■ TASK STATEMENT:
Find every line in the records below that holds the word "Obligations", and copy it out.
-- Begin MATERIAL TO PROCESS --
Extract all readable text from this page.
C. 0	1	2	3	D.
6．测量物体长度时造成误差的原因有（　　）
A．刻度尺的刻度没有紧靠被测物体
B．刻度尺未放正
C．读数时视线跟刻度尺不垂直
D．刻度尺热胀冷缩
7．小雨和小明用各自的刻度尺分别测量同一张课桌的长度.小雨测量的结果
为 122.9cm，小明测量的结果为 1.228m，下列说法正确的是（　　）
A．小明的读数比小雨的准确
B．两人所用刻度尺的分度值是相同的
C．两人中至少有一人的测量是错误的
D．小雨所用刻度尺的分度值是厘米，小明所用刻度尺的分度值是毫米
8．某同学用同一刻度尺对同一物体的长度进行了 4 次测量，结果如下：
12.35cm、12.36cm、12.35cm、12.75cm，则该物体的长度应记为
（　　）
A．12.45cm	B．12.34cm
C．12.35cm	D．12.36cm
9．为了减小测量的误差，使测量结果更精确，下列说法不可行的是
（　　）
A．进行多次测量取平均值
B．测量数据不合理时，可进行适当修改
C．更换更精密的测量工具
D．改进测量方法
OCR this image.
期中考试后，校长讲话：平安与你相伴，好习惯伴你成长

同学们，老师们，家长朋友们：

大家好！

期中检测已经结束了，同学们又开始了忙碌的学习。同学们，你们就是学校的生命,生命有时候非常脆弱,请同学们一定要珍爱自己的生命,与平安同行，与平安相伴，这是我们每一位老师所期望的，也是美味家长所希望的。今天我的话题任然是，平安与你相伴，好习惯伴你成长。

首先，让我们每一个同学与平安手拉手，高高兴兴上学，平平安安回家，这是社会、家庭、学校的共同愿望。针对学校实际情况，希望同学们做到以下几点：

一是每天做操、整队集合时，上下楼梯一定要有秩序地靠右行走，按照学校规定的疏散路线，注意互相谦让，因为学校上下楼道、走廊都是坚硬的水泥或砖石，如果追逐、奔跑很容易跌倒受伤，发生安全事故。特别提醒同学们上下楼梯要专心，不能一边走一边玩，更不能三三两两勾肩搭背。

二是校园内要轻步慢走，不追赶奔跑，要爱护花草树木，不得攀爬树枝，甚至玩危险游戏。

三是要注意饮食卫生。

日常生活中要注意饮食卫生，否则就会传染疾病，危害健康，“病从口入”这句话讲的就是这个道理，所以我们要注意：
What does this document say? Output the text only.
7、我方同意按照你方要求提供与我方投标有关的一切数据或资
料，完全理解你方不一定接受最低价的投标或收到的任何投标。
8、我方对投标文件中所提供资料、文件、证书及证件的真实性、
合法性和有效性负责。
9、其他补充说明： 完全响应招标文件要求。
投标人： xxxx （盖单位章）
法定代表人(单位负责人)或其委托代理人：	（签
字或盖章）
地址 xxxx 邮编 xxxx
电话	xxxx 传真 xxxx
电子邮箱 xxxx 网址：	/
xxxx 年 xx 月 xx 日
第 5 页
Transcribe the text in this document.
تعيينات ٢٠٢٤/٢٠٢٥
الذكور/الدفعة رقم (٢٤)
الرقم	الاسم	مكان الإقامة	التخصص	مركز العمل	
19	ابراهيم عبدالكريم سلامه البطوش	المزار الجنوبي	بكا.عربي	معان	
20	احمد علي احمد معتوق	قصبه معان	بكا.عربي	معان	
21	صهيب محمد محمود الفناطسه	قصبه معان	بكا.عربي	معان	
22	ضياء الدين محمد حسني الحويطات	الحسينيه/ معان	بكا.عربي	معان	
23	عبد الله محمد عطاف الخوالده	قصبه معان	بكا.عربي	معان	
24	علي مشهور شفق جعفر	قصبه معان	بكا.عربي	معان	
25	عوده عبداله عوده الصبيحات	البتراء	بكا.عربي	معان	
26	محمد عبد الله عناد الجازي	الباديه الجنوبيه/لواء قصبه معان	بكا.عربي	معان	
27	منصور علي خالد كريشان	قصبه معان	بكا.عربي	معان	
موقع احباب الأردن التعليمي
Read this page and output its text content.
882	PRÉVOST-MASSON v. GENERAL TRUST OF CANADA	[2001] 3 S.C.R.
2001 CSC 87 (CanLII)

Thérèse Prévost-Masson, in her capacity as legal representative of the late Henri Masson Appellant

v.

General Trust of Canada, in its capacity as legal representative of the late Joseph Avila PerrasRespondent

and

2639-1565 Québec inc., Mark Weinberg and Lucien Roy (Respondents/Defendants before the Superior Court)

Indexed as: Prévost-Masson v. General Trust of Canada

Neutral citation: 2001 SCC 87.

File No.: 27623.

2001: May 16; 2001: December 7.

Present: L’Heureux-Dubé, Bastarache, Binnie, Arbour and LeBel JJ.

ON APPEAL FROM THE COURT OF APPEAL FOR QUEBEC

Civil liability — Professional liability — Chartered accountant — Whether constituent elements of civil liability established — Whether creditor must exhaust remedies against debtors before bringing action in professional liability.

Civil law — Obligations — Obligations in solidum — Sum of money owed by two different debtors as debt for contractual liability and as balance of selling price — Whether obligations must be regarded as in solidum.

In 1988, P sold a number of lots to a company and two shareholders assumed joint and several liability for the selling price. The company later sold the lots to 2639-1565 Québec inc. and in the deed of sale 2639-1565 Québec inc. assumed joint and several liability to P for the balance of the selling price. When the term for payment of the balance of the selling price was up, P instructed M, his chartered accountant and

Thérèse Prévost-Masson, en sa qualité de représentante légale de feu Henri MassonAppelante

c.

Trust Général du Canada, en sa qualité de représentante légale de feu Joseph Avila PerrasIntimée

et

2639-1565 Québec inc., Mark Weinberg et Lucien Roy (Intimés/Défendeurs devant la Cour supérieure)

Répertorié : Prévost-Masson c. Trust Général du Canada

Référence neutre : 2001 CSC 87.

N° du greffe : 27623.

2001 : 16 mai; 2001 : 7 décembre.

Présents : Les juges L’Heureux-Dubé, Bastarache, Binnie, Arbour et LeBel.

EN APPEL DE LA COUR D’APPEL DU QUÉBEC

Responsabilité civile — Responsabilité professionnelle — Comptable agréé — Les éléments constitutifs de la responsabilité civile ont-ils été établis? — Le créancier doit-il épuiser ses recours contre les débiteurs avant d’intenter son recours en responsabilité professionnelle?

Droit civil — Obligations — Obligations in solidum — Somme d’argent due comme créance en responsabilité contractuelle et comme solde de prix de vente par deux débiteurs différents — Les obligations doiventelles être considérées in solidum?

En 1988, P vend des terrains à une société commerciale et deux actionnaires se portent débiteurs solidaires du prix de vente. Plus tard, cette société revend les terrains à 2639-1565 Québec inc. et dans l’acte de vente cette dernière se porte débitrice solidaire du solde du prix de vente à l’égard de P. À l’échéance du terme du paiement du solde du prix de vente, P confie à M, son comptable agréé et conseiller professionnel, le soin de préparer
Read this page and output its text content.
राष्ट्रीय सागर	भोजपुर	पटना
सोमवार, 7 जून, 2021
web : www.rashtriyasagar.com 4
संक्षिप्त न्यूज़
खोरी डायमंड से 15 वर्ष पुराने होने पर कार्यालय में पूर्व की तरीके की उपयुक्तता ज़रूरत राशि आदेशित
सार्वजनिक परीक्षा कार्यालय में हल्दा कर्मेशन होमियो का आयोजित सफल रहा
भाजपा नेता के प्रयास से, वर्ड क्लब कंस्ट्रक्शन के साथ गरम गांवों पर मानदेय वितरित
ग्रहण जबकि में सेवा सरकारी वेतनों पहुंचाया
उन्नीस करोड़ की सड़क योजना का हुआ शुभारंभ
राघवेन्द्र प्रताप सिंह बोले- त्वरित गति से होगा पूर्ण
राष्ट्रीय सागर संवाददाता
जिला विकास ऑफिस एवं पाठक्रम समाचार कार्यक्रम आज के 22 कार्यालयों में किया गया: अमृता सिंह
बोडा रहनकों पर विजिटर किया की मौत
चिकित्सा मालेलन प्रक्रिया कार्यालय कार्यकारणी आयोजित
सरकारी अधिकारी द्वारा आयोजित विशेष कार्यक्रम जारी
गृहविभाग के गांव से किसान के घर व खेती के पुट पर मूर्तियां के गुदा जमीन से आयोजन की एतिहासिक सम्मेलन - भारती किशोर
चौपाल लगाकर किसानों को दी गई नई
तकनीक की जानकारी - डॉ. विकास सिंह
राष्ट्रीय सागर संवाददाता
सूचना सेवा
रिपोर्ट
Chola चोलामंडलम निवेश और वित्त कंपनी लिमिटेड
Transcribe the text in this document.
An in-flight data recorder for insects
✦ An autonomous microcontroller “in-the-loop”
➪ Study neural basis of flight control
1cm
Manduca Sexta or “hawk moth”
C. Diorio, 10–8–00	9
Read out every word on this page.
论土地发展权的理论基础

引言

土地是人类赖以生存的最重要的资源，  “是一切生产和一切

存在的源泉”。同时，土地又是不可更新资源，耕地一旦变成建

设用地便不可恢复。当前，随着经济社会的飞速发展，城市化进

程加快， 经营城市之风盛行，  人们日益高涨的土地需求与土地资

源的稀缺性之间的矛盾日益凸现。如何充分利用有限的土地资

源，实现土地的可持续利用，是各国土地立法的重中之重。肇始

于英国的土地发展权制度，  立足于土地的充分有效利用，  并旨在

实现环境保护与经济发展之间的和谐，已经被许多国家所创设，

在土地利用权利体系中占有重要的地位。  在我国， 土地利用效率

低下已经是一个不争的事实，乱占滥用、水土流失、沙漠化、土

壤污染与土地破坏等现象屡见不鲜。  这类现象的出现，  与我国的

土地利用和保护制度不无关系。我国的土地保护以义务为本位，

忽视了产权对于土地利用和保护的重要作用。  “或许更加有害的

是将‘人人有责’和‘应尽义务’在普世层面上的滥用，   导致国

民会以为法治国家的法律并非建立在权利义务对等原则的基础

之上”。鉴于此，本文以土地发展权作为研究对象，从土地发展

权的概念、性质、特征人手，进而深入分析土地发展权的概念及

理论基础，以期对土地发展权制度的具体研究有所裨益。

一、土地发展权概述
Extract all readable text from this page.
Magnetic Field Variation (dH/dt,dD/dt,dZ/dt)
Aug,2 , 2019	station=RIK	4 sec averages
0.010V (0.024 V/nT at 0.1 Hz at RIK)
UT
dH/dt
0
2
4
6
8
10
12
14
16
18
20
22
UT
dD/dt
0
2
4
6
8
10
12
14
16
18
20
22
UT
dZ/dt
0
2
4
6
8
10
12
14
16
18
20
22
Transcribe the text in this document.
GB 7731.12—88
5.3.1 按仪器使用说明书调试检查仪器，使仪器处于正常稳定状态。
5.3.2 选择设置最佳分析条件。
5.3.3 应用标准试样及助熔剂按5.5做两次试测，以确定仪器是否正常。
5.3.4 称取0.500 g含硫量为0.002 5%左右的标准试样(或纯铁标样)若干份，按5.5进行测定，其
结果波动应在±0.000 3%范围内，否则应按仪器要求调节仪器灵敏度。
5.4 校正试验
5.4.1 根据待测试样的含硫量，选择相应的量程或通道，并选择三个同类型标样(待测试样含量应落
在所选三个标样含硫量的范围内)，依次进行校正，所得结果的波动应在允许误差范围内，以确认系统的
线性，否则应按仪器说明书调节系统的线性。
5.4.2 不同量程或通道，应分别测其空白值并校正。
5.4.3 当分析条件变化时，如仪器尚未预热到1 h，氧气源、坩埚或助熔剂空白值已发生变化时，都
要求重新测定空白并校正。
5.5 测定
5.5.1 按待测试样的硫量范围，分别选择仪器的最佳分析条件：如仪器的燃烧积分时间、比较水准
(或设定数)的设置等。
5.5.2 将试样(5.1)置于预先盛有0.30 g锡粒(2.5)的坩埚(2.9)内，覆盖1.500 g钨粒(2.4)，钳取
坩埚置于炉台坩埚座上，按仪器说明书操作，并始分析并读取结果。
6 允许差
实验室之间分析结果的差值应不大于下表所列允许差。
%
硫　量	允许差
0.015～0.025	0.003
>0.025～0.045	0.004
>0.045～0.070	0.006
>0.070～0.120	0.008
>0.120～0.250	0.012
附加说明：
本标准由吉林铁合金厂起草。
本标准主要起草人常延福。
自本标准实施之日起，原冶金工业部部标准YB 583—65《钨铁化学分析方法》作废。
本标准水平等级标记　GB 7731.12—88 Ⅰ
-- End MATERIAL TO PROCESS --
■ EXPECTED ANSWER:
Civil law — Obligations — Obligations in solidum — Sum of money owed by two different debtors as debt for contractual liability and as balance of selling price — Whether obligations must be regarded as in solidum.
Droit civil — Obligations — Obligations in solidum — Somme d’argent due comme créance en responsabilité contractuelle et comme solde de prix de vente par deux débiteurs différents — Les obligations doiventelles être considérées in solidum?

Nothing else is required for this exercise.